[Source records]
"""
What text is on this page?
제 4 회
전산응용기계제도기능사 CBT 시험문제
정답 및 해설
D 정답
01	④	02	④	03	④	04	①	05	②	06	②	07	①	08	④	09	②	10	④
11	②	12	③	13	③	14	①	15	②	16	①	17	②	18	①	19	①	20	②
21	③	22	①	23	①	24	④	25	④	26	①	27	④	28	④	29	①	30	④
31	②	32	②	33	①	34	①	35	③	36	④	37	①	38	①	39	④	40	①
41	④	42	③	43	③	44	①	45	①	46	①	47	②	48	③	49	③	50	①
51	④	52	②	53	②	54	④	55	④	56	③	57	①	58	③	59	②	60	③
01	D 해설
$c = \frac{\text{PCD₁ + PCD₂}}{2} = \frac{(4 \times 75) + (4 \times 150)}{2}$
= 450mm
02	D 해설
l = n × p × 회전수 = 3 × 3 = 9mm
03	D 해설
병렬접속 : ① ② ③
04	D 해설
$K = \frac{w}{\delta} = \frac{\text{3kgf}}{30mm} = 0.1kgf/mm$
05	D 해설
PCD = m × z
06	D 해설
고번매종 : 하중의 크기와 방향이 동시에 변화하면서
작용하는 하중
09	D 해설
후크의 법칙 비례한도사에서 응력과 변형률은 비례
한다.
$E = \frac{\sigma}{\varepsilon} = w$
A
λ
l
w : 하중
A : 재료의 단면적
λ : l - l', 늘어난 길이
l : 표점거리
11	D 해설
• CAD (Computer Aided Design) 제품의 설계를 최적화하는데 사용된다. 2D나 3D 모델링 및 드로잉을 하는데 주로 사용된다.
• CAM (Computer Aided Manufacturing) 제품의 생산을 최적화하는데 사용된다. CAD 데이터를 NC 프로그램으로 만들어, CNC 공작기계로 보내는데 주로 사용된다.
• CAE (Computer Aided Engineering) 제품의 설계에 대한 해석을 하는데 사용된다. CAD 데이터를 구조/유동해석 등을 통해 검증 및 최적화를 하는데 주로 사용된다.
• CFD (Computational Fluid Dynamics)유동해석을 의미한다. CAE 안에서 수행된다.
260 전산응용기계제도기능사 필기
"""
# REQUIREMENTS:
Check each line of the records above for the string "frac", and report every line that has it.

# TASK ANSWER:
$c = \frac{\text{PCD₁ + PCD₂}}{2} = \frac{(4 \times 75) + (4 \times 150)}{2}$
$K = \frac{w}{\delta} = \frac{\text{3kgf}}{30mm} = 0.1kgf/mm$
$E = \frac{\sigma}{\varepsilon} = w$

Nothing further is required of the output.